▶ [WHAT IS EXPECTED]
Copy each line of the records that holds the string "Constant".

▶ [ENTRIES PROVIDED]
--------------------

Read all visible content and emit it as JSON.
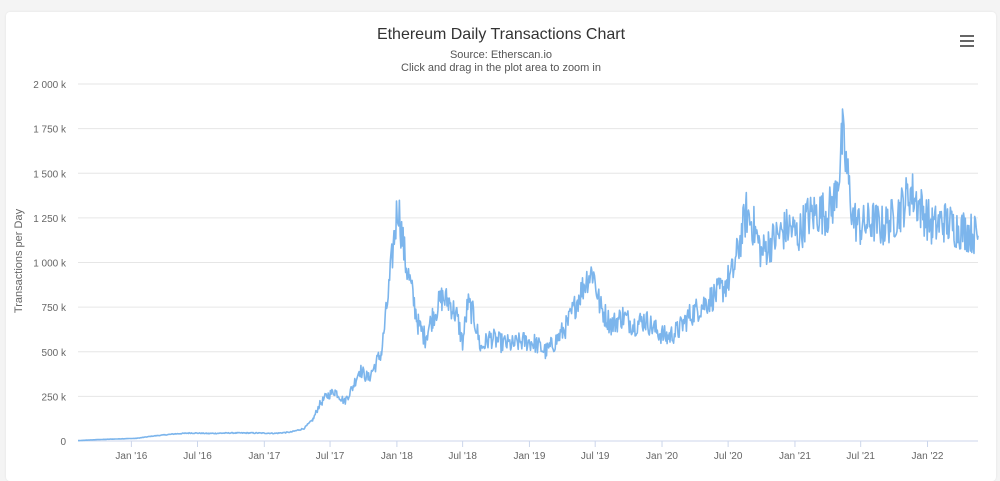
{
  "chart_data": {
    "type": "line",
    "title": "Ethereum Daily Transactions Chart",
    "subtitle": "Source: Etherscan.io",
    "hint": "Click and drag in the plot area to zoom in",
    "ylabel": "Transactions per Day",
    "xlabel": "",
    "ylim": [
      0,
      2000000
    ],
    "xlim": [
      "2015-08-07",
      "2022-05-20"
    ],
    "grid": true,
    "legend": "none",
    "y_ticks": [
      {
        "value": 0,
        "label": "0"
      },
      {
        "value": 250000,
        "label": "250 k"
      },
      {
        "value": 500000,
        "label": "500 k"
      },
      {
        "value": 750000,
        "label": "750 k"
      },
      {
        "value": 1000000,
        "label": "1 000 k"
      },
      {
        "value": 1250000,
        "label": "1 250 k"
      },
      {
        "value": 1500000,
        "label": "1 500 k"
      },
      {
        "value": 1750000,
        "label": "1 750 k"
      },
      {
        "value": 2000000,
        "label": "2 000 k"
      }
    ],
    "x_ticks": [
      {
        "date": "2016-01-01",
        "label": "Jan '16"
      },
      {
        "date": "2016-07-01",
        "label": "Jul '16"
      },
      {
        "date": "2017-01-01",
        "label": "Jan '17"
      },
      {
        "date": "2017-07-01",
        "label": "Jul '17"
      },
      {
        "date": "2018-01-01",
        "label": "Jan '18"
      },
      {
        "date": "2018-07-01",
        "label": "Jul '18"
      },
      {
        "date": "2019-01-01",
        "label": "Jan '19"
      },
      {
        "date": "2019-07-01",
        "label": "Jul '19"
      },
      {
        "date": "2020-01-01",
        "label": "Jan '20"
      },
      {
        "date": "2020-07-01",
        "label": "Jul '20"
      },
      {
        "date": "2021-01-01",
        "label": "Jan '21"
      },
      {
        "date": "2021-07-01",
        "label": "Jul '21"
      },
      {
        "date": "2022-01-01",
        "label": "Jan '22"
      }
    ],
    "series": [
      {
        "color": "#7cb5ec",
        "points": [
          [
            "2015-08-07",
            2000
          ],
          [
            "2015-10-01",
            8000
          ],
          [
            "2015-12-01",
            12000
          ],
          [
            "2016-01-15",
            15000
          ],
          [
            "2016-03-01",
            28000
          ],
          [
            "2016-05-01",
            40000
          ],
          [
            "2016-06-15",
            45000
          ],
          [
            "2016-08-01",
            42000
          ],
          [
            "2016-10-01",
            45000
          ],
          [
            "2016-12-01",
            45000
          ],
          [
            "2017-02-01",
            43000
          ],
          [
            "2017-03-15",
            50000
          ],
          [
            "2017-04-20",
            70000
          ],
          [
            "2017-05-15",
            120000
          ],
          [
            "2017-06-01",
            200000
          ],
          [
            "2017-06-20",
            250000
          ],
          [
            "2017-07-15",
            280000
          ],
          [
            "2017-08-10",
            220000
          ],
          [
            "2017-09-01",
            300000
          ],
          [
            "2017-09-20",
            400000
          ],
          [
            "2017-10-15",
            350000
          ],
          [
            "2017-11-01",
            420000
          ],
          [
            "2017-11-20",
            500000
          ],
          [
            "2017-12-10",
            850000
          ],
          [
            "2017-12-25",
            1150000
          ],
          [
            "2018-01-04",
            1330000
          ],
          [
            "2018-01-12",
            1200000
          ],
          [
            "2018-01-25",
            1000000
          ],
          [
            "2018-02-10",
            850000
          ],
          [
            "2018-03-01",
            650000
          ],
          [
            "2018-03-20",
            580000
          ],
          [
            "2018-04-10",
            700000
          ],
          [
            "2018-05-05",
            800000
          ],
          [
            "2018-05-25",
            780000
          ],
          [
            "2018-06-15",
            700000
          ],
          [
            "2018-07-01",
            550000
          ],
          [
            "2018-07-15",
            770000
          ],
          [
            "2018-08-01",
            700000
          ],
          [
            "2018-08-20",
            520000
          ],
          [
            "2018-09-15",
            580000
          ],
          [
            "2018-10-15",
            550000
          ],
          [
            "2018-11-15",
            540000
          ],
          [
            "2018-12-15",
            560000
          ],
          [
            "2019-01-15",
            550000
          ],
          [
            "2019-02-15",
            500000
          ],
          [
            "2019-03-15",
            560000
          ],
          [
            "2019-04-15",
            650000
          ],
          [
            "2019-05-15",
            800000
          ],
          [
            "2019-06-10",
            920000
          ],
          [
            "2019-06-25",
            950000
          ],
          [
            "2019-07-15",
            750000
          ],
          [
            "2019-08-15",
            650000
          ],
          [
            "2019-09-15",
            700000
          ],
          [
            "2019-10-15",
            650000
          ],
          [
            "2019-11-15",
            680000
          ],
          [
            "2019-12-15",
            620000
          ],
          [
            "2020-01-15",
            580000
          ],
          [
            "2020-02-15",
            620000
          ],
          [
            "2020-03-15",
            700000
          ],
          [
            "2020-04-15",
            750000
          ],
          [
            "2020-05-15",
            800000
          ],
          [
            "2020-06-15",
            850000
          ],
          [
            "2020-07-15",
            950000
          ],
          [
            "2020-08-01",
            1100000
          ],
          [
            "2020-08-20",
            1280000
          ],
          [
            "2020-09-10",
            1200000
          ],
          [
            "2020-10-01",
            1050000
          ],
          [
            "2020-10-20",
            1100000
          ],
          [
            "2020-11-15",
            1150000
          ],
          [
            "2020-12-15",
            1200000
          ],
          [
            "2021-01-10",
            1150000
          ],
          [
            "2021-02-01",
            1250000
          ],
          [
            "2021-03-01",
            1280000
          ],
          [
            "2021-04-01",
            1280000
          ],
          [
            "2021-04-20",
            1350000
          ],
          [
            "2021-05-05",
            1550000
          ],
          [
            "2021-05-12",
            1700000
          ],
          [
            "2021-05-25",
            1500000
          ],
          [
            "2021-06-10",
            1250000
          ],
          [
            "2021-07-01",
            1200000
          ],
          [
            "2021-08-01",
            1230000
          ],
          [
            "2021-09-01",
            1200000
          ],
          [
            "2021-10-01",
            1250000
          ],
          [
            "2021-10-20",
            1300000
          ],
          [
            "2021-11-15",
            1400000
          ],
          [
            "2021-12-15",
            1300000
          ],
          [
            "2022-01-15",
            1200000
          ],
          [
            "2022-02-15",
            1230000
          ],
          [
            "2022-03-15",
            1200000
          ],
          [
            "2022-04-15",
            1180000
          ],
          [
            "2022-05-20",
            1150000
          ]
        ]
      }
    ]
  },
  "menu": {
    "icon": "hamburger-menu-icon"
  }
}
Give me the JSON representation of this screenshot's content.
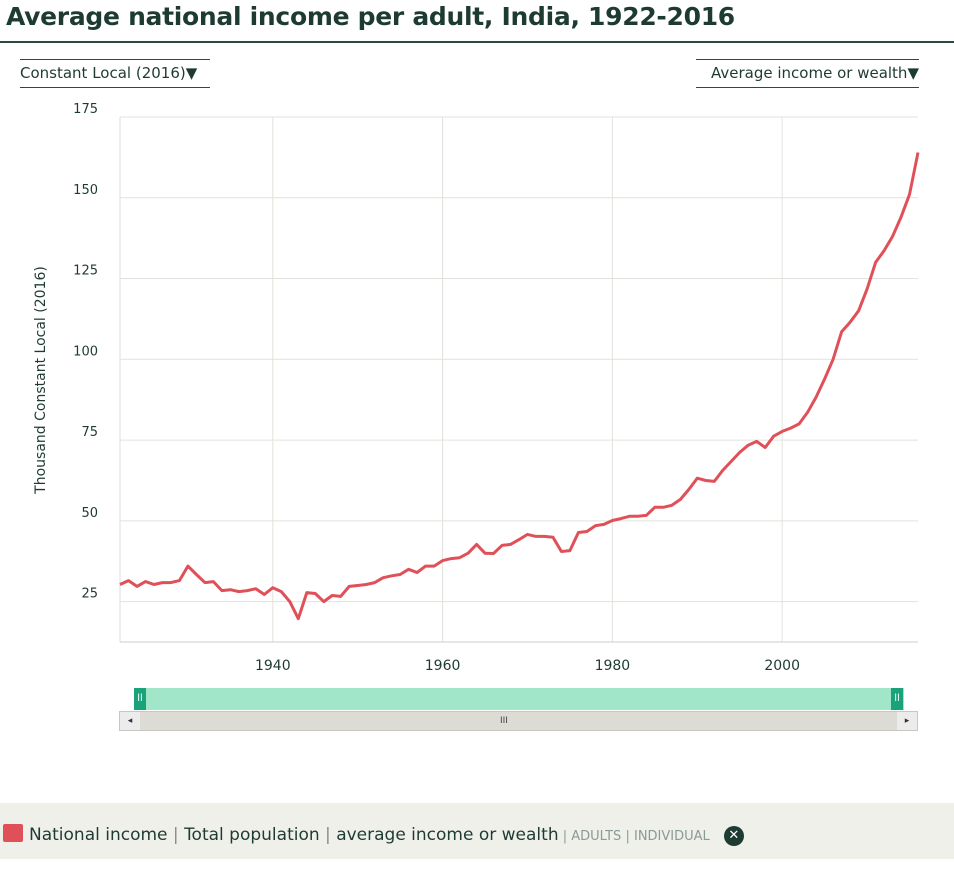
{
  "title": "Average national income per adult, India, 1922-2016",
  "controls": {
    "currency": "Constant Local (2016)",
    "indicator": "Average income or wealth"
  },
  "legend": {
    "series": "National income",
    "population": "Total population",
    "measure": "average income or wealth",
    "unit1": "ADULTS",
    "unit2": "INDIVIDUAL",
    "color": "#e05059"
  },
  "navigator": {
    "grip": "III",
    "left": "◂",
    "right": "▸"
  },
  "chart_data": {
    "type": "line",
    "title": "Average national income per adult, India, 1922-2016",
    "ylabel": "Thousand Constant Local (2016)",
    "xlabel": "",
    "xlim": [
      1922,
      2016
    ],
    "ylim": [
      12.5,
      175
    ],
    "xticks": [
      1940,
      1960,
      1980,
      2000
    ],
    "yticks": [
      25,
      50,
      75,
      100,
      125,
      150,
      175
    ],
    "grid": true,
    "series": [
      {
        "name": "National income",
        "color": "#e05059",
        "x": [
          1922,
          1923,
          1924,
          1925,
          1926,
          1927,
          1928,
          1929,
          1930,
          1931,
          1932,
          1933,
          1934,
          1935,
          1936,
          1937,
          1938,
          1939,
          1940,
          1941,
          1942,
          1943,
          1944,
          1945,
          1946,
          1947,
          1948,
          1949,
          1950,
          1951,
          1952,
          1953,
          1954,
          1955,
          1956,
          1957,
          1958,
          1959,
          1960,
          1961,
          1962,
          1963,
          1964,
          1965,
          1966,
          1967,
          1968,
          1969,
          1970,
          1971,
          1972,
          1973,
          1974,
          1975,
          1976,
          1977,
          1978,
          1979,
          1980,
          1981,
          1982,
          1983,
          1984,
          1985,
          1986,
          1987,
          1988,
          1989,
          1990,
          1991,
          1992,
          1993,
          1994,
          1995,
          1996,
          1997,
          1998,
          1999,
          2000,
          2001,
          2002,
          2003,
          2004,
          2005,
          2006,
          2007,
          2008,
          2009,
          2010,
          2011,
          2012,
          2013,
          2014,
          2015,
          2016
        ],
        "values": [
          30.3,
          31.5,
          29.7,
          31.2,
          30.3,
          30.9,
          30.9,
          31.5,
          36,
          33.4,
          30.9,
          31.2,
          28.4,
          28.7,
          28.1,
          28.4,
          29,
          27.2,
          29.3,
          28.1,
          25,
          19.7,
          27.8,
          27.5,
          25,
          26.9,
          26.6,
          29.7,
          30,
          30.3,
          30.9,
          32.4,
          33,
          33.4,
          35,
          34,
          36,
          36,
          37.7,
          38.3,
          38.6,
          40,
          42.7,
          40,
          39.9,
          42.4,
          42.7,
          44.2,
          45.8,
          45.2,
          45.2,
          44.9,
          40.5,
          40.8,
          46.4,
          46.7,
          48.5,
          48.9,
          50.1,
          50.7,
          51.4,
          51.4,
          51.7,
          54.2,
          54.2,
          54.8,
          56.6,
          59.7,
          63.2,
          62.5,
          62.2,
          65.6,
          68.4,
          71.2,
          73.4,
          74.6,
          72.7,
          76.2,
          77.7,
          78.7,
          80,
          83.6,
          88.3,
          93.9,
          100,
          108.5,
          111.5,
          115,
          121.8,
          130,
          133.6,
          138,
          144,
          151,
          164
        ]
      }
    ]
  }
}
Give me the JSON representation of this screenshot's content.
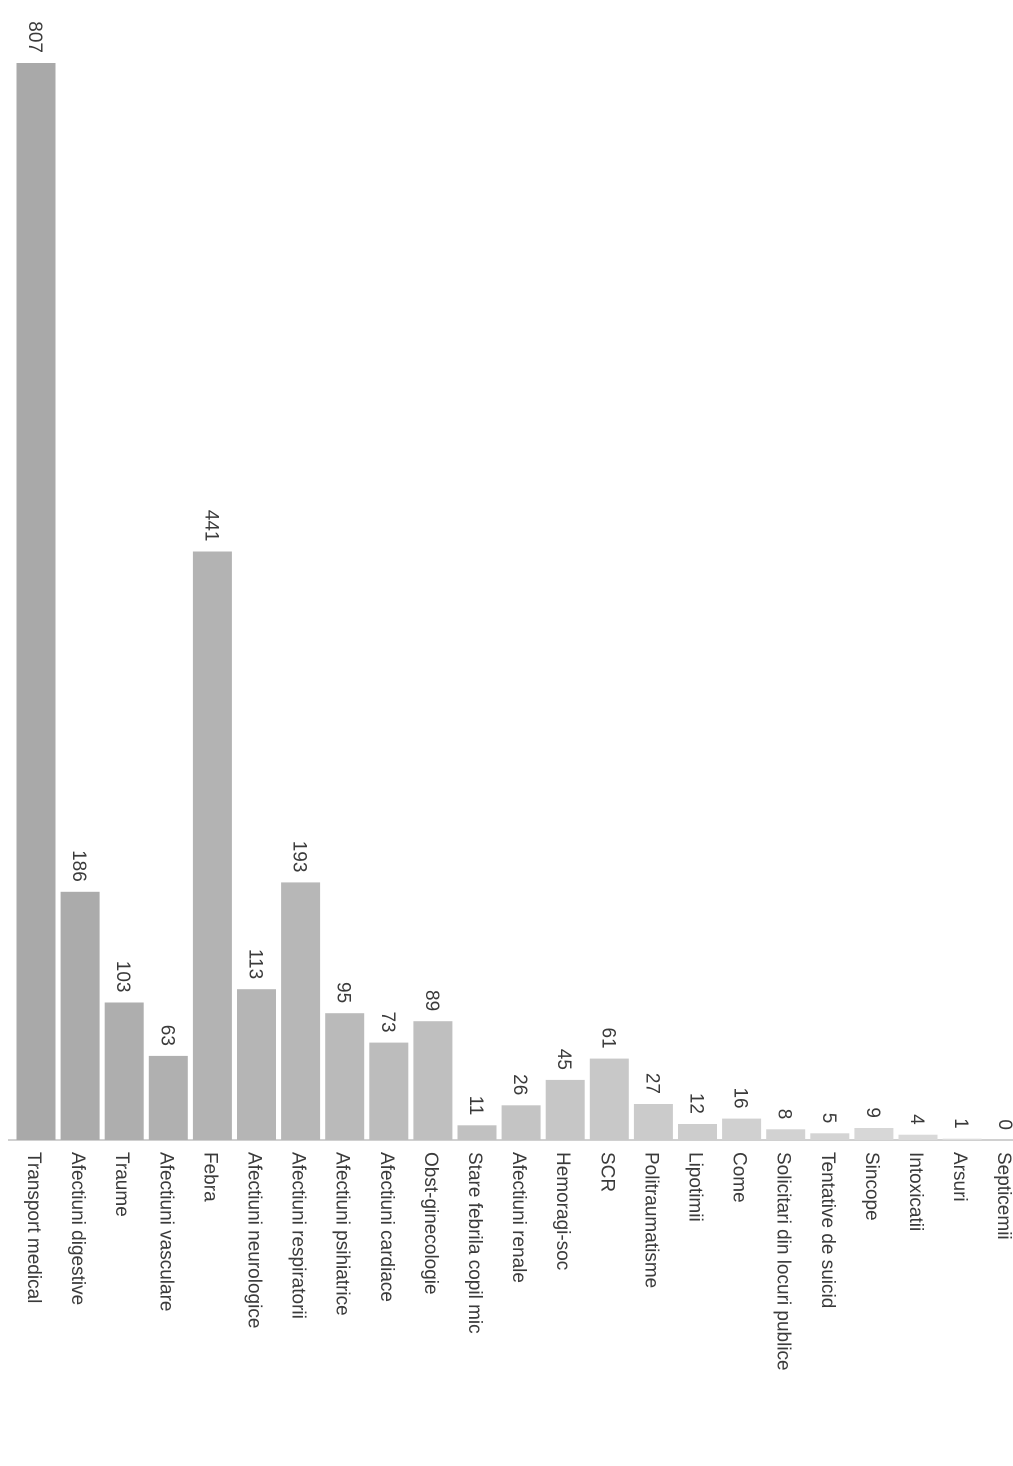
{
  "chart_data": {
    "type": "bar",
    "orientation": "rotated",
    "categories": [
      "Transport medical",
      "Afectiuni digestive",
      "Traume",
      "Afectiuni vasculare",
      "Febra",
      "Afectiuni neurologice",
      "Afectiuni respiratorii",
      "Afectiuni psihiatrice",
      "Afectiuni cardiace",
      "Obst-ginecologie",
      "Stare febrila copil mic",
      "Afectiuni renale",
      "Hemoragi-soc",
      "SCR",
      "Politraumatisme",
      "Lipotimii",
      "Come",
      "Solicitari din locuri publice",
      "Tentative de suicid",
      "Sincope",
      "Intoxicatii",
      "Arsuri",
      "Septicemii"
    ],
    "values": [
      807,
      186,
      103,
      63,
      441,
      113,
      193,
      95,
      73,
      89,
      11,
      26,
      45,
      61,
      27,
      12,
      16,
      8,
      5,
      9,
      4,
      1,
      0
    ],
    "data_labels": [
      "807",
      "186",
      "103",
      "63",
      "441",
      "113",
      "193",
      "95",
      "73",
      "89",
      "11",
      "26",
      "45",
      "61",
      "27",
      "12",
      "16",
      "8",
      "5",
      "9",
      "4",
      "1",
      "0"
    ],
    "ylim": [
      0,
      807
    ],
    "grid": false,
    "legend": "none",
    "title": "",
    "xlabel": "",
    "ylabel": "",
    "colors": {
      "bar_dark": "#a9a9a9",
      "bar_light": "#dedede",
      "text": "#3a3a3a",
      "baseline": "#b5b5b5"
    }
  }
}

--------------------

▶ [CORRECT ANSWER]
    "currency": "Constant Local (2016)",
    "ylabel": "Thousand Constant Local (2016)",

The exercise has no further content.